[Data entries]
----
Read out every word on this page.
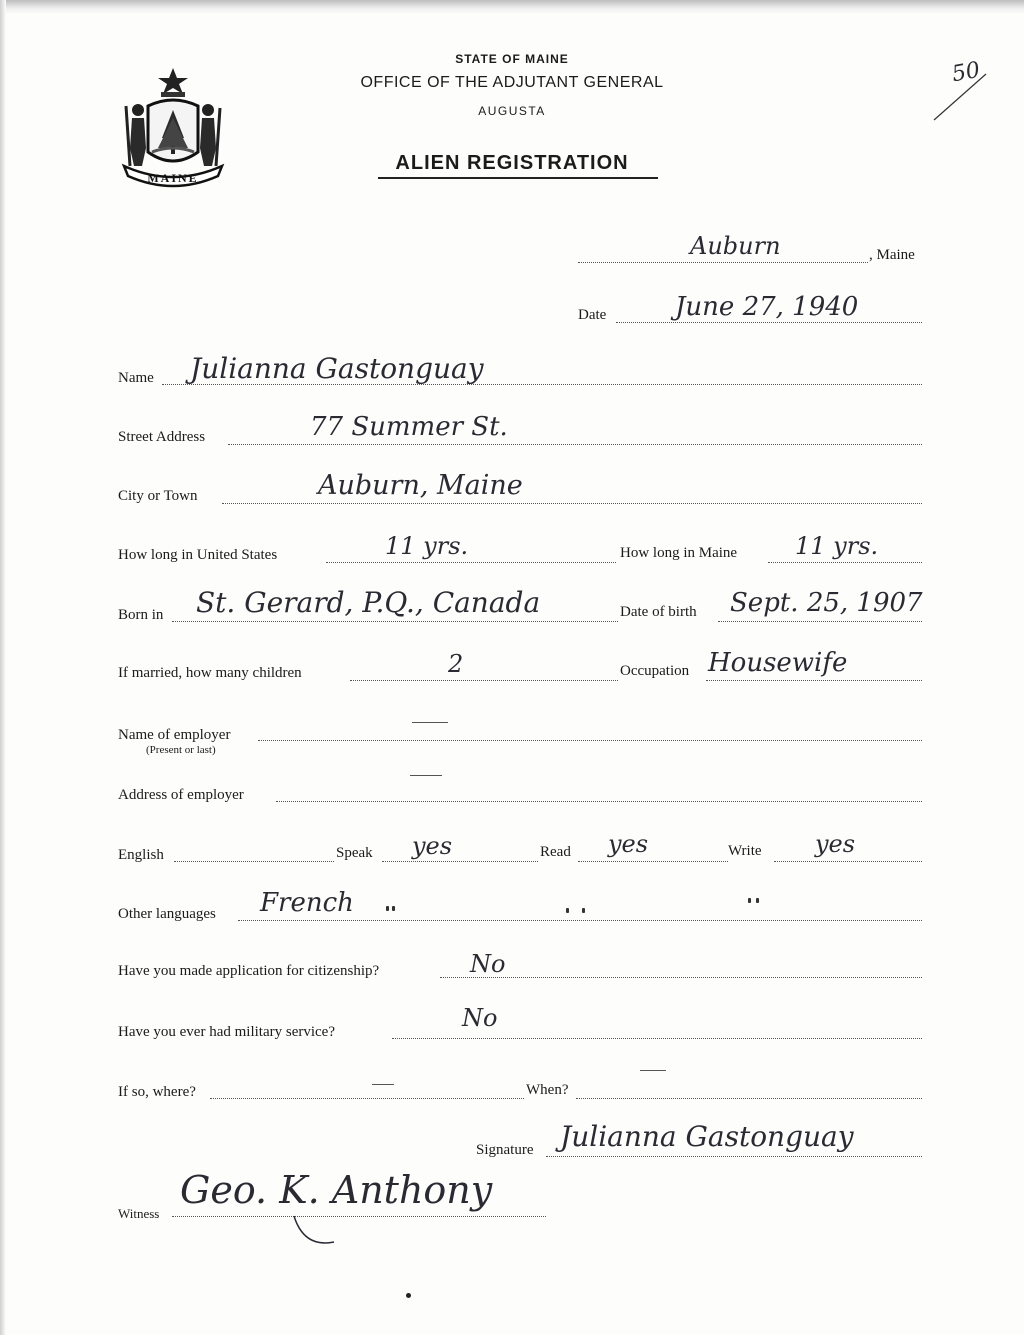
MAINE
STATE OF MAINE
OFFICE OF THE ADJUTANT GENERAL
AUGUSTA
ALIEN REGISTRATION
50
Auburn	, Maine
Date	June 27, 1940
Name Julianna Gastonguay
Street Address	77 Summer St.
City or Town	Auburn, Maine
How long in United States	11 yrs.	How long in Maine 11 yrs.
Born in St. Gerard, P.Q., Canada	Date of birth Sept. 25, 1907
If married, how many children	2	Occupation Housewife
Name of employer
(Present or last)
Address of employer
English	Speak yes	Read yes	Write yes
Other languages French
Have you made application for citizenship?	No
Have you ever had military service?	No
If so, where?	When?
Signature Julianna Gastonguay
Witness
Geo. K. Anthony
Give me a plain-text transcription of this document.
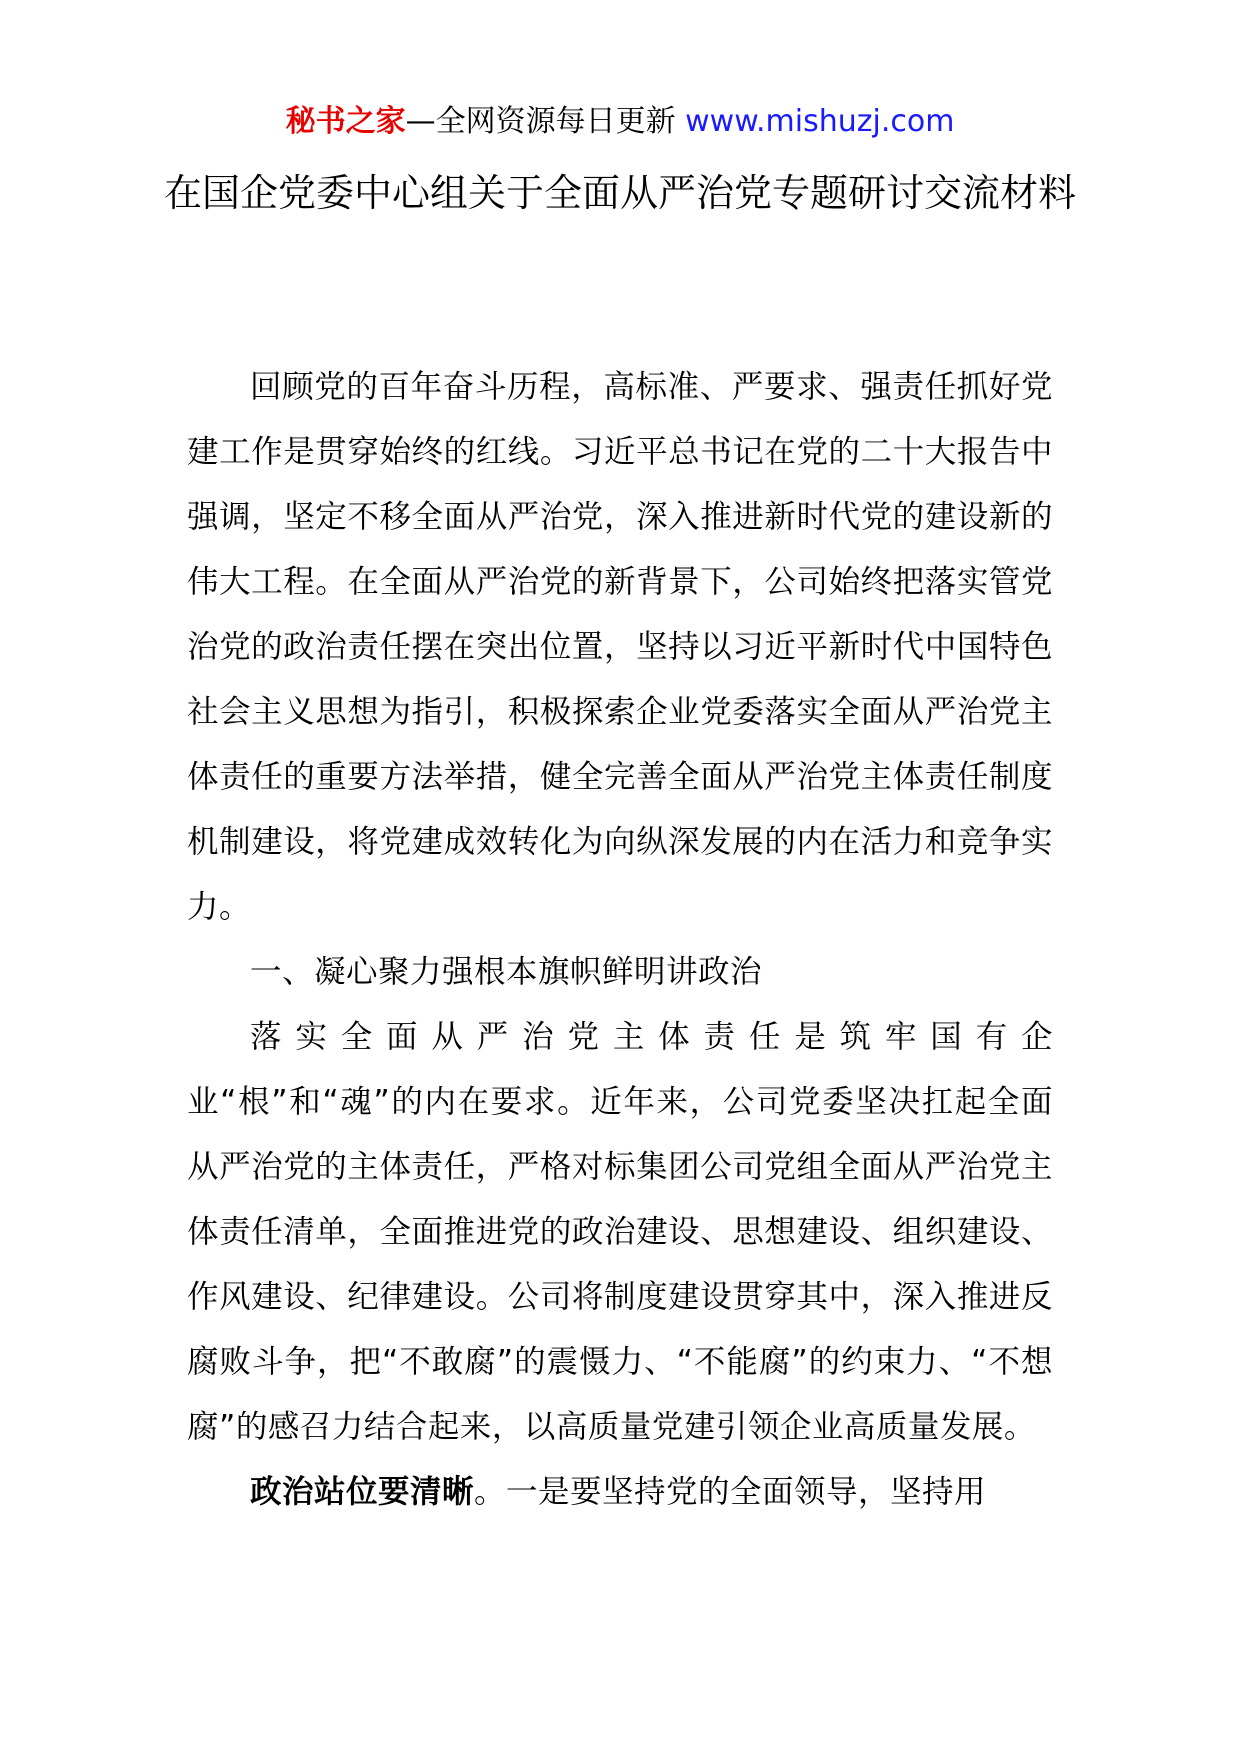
秘书之家—全网资源每日更新 www.mishuzj.com
在国企党委中心组关于全面从严治党专题研讨交流材料

回顾党的百年奋斗历程，高标准、严要求、强责任抓好党建工作是贯穿始终的红线。习近平总书记在党的二十大报告中强调，坚定不移全面从严治党，深入推进新时代党的建设新的伟大工程。在全面从严治党的新背景下，公司始终把落实管党治党的政治责任摆在突出位置，坚持以习近平新时代中国特色社会主义思想为指引，积极探索企业党委落实全面从严治党主体责任的重要方法举措，健全完善全面从严治党主体责任制度机制建设，将党建成效转化为向纵深发展的内在活力和竞争实力。

一、凝心聚力强根本旗帜鲜明讲政治

落实全面从严治党主体责任是筑牢国有企业“根”和“魂”的内在要求。近年来，公司党委坚决扛起全面从严治党的主体责任，严格对标集团公司党组全面从严治党主体责任清单，全面推进党的政治建设、思想建设、组织建设、作风建设、纪律建设。公司将制度建设贯穿其中，深入推进反腐败斗争，把“不敢腐”的震慑力、“不能腐”的约束力、“不想腐”的感召力结合起来，以高质量党建引领企业高质量发展。

政治站位要清晰。一是要坚持党的全面领导，坚持用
----
Exercise goal: Go through the data and gather every line that holds "Have".

Exercise answer:
Have you made application for citizenship?	No
Have you ever had military service?	No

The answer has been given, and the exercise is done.